(Extracted records)
* START *

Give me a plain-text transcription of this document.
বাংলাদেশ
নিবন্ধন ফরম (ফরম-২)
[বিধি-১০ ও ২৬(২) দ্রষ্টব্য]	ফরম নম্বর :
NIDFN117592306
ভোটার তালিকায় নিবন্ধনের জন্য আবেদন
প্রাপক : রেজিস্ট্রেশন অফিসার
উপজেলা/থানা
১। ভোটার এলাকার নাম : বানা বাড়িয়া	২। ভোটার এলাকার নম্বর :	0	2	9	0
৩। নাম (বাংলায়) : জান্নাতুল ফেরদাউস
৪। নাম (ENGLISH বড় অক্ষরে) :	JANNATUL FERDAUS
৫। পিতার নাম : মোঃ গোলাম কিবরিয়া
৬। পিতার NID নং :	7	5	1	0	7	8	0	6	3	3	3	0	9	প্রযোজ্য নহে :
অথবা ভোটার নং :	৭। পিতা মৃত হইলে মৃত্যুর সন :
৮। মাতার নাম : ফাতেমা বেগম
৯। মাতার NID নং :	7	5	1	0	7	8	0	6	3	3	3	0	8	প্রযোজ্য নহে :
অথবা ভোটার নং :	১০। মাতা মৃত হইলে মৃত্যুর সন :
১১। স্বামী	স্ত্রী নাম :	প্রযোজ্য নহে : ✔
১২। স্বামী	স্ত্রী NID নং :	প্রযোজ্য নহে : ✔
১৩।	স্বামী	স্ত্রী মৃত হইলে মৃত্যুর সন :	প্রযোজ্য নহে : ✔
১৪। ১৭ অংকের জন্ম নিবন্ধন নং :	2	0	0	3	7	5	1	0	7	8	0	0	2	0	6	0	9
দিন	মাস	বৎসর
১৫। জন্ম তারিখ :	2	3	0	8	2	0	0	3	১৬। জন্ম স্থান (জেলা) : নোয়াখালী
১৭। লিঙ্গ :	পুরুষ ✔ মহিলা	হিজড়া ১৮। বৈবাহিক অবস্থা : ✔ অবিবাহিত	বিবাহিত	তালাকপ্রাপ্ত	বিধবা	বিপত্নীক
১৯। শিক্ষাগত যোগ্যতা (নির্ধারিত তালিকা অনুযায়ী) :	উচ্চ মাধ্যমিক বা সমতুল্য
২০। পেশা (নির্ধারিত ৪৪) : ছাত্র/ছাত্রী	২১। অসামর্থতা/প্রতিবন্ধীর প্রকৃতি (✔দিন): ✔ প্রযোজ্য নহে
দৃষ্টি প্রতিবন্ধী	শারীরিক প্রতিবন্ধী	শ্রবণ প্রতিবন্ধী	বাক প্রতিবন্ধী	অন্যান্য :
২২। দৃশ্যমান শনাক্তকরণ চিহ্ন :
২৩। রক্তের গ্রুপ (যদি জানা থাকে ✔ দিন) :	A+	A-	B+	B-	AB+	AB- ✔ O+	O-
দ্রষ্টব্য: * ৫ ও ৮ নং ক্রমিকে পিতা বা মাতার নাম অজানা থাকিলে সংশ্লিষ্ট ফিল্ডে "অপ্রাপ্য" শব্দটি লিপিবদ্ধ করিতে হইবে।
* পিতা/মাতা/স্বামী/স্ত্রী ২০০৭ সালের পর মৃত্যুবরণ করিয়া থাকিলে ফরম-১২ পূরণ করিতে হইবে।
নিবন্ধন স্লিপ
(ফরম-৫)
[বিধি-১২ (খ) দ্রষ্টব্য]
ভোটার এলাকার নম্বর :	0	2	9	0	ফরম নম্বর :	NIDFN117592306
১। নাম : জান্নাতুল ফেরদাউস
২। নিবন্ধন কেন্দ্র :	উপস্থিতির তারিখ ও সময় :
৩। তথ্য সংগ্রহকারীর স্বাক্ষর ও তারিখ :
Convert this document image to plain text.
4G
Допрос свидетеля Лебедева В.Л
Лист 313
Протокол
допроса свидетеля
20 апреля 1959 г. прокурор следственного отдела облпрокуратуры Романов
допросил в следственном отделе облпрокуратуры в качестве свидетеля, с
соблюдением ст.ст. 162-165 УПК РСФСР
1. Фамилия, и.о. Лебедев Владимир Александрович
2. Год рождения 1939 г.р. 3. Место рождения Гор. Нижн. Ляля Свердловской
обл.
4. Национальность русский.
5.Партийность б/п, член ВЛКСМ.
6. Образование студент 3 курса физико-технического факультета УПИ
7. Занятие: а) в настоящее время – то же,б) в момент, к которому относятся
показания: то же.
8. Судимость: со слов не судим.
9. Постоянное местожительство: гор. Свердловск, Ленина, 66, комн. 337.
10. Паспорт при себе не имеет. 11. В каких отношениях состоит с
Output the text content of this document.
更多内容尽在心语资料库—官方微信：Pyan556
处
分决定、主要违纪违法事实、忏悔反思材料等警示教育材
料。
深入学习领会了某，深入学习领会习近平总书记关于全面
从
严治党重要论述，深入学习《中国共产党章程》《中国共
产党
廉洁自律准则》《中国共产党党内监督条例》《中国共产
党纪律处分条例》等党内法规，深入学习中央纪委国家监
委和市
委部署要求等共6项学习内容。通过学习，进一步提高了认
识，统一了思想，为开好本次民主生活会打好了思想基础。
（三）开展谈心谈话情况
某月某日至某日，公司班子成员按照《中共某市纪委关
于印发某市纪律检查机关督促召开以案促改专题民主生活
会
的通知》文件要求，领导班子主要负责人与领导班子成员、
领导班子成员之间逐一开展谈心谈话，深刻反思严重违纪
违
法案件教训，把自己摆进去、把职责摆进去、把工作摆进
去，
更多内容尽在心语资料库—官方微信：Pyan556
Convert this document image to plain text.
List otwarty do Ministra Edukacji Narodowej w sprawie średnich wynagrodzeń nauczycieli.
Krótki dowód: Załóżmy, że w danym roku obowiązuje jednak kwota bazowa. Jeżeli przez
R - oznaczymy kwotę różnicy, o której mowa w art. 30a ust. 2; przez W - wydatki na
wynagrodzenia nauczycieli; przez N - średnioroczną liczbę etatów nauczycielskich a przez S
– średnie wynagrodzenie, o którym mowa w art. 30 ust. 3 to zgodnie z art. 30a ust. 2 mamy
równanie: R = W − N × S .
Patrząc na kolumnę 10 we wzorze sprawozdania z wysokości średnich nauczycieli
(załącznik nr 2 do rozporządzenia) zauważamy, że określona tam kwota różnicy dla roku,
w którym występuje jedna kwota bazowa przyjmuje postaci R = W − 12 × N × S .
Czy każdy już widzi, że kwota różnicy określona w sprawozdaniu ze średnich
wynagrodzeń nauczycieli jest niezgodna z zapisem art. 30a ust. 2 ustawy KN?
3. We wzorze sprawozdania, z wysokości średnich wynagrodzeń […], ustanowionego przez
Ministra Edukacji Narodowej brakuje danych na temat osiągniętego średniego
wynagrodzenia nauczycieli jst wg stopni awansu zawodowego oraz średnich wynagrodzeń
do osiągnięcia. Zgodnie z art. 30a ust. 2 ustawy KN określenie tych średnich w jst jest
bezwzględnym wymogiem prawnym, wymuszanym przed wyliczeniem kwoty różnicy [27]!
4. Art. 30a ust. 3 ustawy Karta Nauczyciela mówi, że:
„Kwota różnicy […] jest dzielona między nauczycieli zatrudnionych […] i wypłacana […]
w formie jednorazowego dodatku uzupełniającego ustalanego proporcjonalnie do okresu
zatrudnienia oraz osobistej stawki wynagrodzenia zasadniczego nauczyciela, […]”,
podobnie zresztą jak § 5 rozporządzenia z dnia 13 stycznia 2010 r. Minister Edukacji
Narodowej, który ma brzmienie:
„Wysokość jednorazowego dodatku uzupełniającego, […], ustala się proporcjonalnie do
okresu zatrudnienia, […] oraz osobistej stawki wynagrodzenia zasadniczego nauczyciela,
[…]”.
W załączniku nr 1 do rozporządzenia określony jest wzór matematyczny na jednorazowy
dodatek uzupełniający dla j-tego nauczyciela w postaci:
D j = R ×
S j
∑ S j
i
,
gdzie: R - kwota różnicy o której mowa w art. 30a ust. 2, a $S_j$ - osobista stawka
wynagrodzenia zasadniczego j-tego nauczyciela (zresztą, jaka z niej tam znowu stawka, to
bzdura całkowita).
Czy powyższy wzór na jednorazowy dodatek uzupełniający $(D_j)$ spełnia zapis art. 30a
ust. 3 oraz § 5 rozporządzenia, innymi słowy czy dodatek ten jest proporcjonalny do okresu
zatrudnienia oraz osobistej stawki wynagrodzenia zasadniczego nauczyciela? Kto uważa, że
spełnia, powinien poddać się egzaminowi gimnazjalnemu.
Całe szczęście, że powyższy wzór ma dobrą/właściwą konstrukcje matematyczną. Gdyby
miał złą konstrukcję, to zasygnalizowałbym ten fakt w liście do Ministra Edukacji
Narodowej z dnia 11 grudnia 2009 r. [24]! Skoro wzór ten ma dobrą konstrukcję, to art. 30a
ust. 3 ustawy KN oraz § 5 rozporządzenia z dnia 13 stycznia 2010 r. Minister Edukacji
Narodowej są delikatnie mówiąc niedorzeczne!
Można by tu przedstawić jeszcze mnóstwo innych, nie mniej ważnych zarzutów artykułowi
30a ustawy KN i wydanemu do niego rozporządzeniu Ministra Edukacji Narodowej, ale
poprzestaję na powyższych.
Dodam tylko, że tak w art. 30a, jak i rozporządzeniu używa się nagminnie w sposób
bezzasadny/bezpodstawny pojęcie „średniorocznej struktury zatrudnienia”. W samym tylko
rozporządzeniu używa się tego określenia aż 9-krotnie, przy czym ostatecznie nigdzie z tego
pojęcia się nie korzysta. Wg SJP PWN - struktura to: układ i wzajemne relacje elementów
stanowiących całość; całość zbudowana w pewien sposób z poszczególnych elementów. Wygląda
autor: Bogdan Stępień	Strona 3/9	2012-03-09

* END *

- _Exercise_
Go through the entries and return each line where the word "osobistej" appears.

- _Expected output_
zatrudnienia oraz osobistej stawki wynagrodzenia zasadniczego nauczyciela, […]”,
okresu zatrudnienia, […] oraz osobistej stawki wynagrodzenia zasadniczego nauczyciela,
zatrudnienia oraz osobistej stawki wynagrodzenia zasadniczego nauczyciela? Kto uważa, że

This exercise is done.